*Task goal*: Give every line from the entries that contains "name".
Begin Material provided
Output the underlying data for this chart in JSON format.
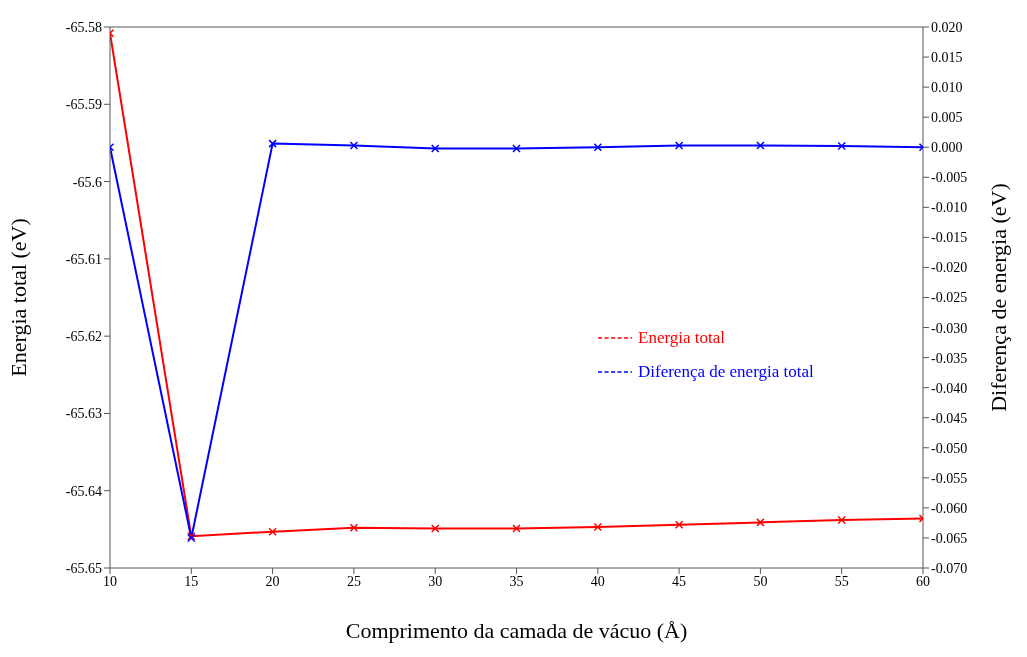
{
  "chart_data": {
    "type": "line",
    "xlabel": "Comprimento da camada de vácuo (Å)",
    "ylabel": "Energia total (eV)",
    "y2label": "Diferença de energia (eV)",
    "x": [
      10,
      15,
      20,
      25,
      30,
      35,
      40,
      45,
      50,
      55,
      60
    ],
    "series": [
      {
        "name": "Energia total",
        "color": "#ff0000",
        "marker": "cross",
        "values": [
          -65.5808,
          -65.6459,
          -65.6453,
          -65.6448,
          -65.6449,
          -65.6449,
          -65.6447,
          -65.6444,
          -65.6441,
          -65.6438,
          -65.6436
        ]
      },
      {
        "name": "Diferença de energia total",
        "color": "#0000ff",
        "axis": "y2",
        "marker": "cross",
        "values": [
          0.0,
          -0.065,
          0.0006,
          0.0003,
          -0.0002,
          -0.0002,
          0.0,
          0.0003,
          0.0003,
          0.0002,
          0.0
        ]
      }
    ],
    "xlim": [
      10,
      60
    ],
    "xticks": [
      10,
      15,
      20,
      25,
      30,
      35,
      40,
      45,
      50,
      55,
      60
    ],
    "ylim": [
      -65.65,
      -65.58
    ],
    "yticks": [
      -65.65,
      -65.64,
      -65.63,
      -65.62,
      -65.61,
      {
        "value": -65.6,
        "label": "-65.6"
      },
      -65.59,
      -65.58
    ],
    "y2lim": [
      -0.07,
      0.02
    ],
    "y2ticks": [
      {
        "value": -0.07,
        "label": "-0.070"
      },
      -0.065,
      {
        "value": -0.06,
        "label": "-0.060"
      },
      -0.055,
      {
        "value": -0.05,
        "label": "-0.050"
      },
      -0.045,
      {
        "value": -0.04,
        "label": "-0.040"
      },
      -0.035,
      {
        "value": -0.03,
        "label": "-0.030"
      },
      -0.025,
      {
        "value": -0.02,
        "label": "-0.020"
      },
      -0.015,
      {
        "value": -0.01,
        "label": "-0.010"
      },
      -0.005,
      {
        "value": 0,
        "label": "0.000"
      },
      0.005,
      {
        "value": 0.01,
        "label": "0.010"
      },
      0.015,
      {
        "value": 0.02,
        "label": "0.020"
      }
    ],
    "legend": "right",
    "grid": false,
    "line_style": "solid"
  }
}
End Material provided
*Written answer*:
        "name": "Energia total",
        "name": "Diferença de energia total",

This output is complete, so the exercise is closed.